DATASET EXTRACT:
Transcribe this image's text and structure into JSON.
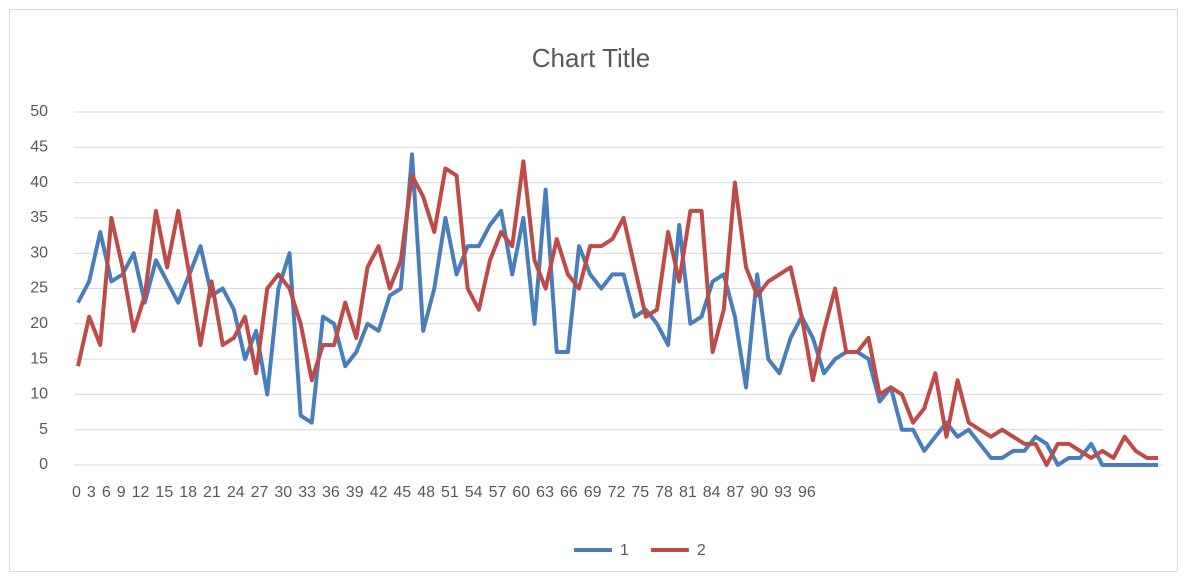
{
  "chart_data": {
    "type": "line",
    "title": "Chart Title",
    "categories": [
      0,
      null,
      null,
      3,
      null,
      null,
      6,
      null,
      null,
      9,
      null,
      null,
      12,
      null,
      null,
      15,
      null,
      null,
      18,
      null,
      null,
      21,
      null,
      null,
      24,
      null,
      null,
      27,
      null,
      null,
      30,
      null,
      null,
      33,
      null,
      null,
      36,
      null,
      null,
      39,
      null,
      null,
      42,
      null,
      null,
      45,
      null,
      null,
      48,
      null,
      null,
      51,
      null,
      null,
      54,
      null,
      null,
      57,
      null,
      null,
      60,
      null,
      null,
      63,
      null,
      null,
      66,
      null,
      null,
      69,
      null,
      null,
      72,
      null,
      null,
      75,
      null,
      null,
      78,
      null,
      null,
      81,
      null,
      null,
      84,
      null,
      null,
      87,
      null,
      null,
      90,
      null,
      null,
      93,
      null,
      null,
      96,
      null
    ],
    "series": [
      {
        "name": "1",
        "color": "#4a7ebb",
        "values": [
          23,
          26,
          33,
          26,
          27,
          30,
          23,
          29,
          26,
          23,
          27,
          31,
          24,
          25,
          22,
          15,
          19,
          10,
          25,
          30,
          7,
          6,
          21,
          20,
          14,
          16,
          20,
          19,
          24,
          25,
          44,
          19,
          25,
          35,
          27,
          31,
          31,
          34,
          36,
          27,
          35,
          20,
          39,
          16,
          16,
          31,
          27,
          25,
          27,
          27,
          21,
          22,
          20,
          17,
          34,
          20,
          21,
          26,
          27,
          21,
          11,
          27,
          15,
          13,
          18,
          21,
          18,
          13,
          15,
          16,
          16,
          15,
          9,
          11,
          5,
          5,
          2,
          4,
          6,
          4,
          5,
          3,
          1,
          1,
          2,
          2,
          4,
          3,
          0,
          1,
          1,
          3,
          0,
          0,
          0,
          0,
          0,
          0
        ]
      },
      {
        "name": "2",
        "color": "#be4b48",
        "values": [
          14,
          21,
          17,
          35,
          28,
          19,
          24,
          36,
          28,
          36,
          27,
          17,
          26,
          17,
          18,
          21,
          13,
          25,
          27,
          25,
          20,
          12,
          17,
          17,
          23,
          18,
          28,
          31,
          25,
          29,
          41,
          38,
          33,
          42,
          41,
          25,
          22,
          29,
          33,
          31,
          43,
          29,
          25,
          32,
          27,
          25,
          31,
          31,
          32,
          35,
          28,
          21,
          22,
          33,
          26,
          36,
          36,
          16,
          22,
          40,
          28,
          24,
          26,
          27,
          28,
          21,
          12,
          19,
          25,
          16,
          16,
          18,
          10,
          11,
          10,
          6,
          8,
          13,
          4,
          12,
          6,
          5,
          4,
          5,
          4,
          3,
          3,
          0,
          3,
          3,
          2,
          1,
          2,
          1,
          4,
          2,
          1,
          1
        ]
      }
    ],
    "ylim": [
      0,
      50
    ],
    "yticks": [
      0,
      5,
      10,
      15,
      20,
      25,
      30,
      35,
      40,
      45,
      50
    ],
    "grid": true,
    "legend": "bottom"
  }
}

EXERCISE AIM:
Write the records out once more, exactly as they appear, with no pictures.

RESULT OF THE TASK:
Transcribe this image's text and structure into JSON.
{
  "chart_data": {
    "type": "line",
    "title": "Chart Title",
    "categories": [
      0,
      null,
      null,
      3,
      null,
      null,
      6,
      null,
      null,
      9,
      null,
      null,
      12,
      null,
      null,
      15,
      null,
      null,
      18,
      null,
      null,
      21,
      null,
      null,
      24,
      null,
      null,
      27,
      null,
      null,
      30,
      null,
      null,
      33,
      null,
      null,
      36,
      null,
      null,
      39,
      null,
      null,
      42,
      null,
      null,
      45,
      null,
      null,
      48,
      null,
      null,
      51,
      null,
      null,
      54,
      null,
      null,
      57,
      null,
      null,
      60,
      null,
      null,
      63,
      null,
      null,
      66,
      null,
      null,
      69,
      null,
      null,
      72,
      null,
      null,
      75,
      null,
      null,
      78,
      null,
      null,
      81,
      null,
      null,
      84,
      null,
      null,
      87,
      null,
      null,
      90,
      null,
      null,
      93,
      null,
      null,
      96,
      null
    ],
    "series": [
      {
        "name": "1",
        "color": "#4a7ebb",
        "values": [
          23,
          26,
          33,
          26,
          27,
          30,
          23,
          29,
          26,
          23,
          27,
          31,
          24,
          25,
          22,
          15,
          19,
          10,
          25,
          30,
          7,
          6,
          21,
          20,
          14,
          16,
          20,
          19,
          24,
          25,
          44,
          19,
          25,
          35,
          27,
          31,
          31,
          34,
          36,
          27,
          35,
          20,
          39,
          16,
          16,
          31,
          27,
          25,
          27,
          27,
          21,
          22,
          20,
          17,
          34,
          20,
          21,
          26,
          27,
          21,
          11,
          27,
          15,
          13,
          18,
          21,
          18,
          13,
          15,
          16,
          16,
          15,
          9,
          11,
          5,
          5,
          2,
          4,
          6,
          4,
          5,
          3,
          1,
          1,
          2,
          2,
          4,
          3,
          0,
          1,
          1,
          3,
          0,
          0,
          0,
          0,
          0,
          0
        ]
      },
      {
        "name": "2",
        "color": "#be4b48",
        "values": [
          14,
          21,
          17,
          35,
          28,
          19,
          24,
          36,
          28,
          36,
          27,
          17,
          26,
          17,
          18,
          21,
          13,
          25,
          27,
          25,
          20,
          12,
          17,
          17,
          23,
          18,
          28,
          31,
          25,
          29,
          41,
          38,
          33,
          42,
          41,
          25,
          22,
          29,
          33,
          31,
          43,
          29,
          25,
          32,
          27,
          25,
          31,
          31,
          32,
          35,
          28,
          21,
          22,
          33,
          26,
          36,
          36,
          16,
          22,
          40,
          28,
          24,
          26,
          27,
          28,
          21,
          12,
          19,
          25,
          16,
          16,
          18,
          10,
          11,
          10,
          6,
          8,
          13,
          4,
          12,
          6,
          5,
          4,
          5,
          4,
          3,
          3,
          0,
          3,
          3,
          2,
          1,
          2,
          1,
          4,
          2,
          1,
          1
        ]
      }
    ],
    "ylim": [
      0,
      50
    ],
    "yticks": [
      0,
      5,
      10,
      15,
      20,
      25,
      30,
      35,
      40,
      45,
      50
    ],
    "grid": true,
    "legend": "bottom"
  }
}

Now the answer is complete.